September 05, 2014
Contact: Public Information Officer
SEP 05 (MANHATTAN, N.Y.) - Preet Bharara, the United States Attorney for the Southern District of New York, announced that Robert M. Faiella, a/k/a “BTCKing,” an underground Bitcoin exchanger, and Charlie Shrem, formerly the Chief Executive Officer and Compliance Officer of a Bitcoin exchange company, both pleades guilty yesterday before U.S. District Judge Jed S. Rakoff to operating an unlicensed money transmitting business, through which they knowingly transmitted money intended to facilitate criminal activity – specifically, drug trafficking on “Silk Road,” a black-market website designed to enable its users to buy and sell illegal drugs anonymously and beyond the reach of law enforcement.
Manhattan U.S. Attorney Preet Bharara said: “Robert Faiella and Charlie Shrem opted to travel down a crooked path – running an illegal money transmitting business that catered to criminals bent on trafficking narcotics on the dark web drug site, Silk Road. The approximately $1 million in Bitcoins Faiella and Shrem sold to these outlaws cost them a lot more than they bargained for and bought them today’s convictions.”

Exercises to complete:
- a) Name every person mentioned in the press release above.
- b) According to the press release, what offense did Faiella and Shrem plead guilty to?
- c) Please copy the passage of the press release between "September 05, 2014" and "of law enforcement.", inclusive.

Dataset rows:
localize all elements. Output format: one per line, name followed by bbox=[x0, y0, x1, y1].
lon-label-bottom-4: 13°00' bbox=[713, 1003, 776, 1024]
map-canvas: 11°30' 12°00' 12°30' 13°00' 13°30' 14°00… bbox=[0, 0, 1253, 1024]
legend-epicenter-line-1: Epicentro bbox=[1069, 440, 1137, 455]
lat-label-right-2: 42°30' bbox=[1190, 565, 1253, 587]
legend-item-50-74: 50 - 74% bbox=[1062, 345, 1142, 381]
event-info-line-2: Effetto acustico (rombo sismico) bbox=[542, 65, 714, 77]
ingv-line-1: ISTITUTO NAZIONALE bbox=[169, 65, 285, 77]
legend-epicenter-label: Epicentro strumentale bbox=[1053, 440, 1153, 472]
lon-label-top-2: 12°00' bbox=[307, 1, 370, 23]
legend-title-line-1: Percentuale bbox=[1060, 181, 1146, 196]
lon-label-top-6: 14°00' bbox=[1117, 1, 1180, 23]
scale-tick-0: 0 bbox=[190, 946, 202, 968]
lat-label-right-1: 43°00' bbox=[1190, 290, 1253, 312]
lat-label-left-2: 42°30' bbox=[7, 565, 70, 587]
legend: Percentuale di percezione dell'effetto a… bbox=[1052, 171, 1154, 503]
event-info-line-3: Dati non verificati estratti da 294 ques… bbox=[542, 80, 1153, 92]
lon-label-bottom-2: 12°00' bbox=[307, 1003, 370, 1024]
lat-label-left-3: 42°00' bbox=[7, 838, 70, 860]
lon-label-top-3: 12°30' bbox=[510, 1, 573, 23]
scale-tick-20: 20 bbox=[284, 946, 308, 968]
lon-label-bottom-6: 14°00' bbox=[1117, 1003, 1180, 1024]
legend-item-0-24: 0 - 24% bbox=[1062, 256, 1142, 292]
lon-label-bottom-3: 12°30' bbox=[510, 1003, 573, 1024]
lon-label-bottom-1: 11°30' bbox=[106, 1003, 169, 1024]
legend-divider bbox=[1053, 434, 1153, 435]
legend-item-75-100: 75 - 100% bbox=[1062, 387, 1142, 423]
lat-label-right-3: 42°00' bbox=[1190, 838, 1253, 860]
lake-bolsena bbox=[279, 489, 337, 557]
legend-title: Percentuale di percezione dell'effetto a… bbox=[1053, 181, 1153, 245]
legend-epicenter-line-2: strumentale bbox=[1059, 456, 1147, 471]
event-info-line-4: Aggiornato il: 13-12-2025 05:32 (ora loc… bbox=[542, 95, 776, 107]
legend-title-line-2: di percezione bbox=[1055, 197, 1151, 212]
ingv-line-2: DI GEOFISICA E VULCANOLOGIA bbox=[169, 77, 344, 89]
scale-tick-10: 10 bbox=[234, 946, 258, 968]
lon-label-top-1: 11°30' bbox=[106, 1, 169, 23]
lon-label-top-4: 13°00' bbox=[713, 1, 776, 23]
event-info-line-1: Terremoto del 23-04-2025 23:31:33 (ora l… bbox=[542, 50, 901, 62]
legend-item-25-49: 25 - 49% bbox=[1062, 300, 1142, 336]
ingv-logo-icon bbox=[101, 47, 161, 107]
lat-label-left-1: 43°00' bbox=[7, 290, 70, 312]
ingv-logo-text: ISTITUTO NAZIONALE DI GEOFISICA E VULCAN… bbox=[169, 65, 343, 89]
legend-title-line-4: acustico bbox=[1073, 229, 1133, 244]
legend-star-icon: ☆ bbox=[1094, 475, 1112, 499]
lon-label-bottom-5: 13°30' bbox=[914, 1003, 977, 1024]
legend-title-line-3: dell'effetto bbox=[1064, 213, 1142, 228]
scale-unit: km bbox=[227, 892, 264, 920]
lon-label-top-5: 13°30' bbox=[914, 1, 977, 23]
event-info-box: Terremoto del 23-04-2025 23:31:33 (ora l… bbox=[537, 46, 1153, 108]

Answers for the exercise:
- a) Preet Bharara, Robert M. Faiella, Charlie Shrem, Jed S. Rakoff

- b) Operating an unlicensed money transmitting business.

- c)
September 05, 2014
Contact: Public Information Officer
SEP 05 (MANHATTAN, N.Y.) - Preet Bharara, the United States Attorney for the Southern District of New York, announced that Robert M. Faiella, a/k/a “BTCKing,” an underground Bitcoin exchanger, and Charlie Shrem, formerly the Chief Executive Officer and Compliance Officer of a Bitcoin exchange company, both pleades guilty yesterday before U.S. District Judge Jed S. Rakoff to operating an unlicensed money transmitting business, through which they knowingly transmitted money intended to facilitate criminal activity – specifically, drug trafficking on “Silk Road,” a black-market website designed to enable its users to buy and sell illegal drugs anonymously and beyond the reach of law enforcement.